### Problem
Copy out the lines that include the word "path".

** Begin Data **

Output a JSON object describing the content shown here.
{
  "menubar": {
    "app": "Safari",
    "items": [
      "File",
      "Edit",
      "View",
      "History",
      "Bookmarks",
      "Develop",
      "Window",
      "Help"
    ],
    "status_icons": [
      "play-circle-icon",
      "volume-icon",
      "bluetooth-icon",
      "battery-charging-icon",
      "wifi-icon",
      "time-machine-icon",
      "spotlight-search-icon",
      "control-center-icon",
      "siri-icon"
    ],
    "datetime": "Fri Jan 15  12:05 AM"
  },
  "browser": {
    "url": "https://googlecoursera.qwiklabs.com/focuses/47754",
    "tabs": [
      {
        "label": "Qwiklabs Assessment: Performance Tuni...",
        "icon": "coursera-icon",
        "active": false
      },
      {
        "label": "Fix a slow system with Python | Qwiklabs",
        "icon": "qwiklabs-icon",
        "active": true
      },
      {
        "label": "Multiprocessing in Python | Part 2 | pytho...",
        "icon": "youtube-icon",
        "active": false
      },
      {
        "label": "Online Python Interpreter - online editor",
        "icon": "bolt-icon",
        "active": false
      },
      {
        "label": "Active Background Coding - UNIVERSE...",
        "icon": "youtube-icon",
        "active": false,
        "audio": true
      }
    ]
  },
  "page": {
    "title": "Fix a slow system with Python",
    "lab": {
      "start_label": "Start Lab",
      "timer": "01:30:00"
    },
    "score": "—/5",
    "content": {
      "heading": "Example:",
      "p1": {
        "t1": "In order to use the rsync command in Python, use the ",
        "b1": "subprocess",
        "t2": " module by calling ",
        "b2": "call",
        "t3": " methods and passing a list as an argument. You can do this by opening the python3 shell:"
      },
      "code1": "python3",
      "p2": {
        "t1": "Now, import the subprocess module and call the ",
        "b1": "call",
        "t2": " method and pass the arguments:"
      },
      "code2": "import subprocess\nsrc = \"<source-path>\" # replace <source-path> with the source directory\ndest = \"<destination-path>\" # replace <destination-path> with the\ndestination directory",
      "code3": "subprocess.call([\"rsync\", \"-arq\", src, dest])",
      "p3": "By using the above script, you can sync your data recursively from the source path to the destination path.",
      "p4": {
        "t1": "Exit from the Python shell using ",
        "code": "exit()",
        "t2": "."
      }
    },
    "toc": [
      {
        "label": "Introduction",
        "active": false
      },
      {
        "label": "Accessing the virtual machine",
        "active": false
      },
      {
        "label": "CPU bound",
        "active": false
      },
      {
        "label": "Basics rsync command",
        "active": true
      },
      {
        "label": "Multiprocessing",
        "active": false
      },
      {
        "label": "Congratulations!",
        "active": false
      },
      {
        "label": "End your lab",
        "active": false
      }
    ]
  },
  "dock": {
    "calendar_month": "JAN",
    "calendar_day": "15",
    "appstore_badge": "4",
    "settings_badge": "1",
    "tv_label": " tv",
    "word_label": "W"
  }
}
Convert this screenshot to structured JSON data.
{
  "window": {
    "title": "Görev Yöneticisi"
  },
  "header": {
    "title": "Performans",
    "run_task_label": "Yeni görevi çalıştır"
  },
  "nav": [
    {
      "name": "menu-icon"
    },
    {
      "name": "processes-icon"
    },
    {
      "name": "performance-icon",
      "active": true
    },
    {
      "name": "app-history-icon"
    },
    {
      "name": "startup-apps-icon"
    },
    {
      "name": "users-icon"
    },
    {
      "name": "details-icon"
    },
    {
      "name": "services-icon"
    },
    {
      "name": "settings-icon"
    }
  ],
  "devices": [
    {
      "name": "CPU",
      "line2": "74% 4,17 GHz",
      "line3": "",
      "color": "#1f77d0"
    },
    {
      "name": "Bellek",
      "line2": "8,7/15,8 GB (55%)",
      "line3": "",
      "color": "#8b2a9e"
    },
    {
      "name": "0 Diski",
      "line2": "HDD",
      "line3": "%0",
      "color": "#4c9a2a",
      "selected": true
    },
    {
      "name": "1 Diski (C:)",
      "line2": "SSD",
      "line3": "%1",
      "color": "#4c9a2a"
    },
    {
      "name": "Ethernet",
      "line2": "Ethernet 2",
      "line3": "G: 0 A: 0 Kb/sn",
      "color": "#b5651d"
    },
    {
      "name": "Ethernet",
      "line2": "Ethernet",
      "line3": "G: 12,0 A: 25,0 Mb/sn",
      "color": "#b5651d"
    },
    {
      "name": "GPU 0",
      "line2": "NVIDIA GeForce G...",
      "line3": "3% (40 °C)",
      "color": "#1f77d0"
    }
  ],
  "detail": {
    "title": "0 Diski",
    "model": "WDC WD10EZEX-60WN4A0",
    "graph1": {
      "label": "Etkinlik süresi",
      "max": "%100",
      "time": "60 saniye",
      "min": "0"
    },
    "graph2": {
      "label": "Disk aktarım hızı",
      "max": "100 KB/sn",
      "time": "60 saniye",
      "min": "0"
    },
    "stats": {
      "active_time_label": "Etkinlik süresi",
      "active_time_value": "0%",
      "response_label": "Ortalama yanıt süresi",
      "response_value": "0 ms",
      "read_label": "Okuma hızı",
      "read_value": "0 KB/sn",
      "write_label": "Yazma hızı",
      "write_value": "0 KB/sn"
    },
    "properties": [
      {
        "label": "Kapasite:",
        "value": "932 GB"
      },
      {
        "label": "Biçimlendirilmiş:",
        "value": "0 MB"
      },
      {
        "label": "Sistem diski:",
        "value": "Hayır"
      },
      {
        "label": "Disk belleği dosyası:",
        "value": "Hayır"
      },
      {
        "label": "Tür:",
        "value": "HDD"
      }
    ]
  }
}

** End Data **

### Result for this exercise
      "code2": "import subprocess\nsrc = \"<source-path>\" # replace <source-path> with the source directory\ndest = \"<destination-path>\" # replace <destination-path> with the\ndestination directory",
      "p3": "By using the above script, you can sync your data recursively from the source path to the destination path.",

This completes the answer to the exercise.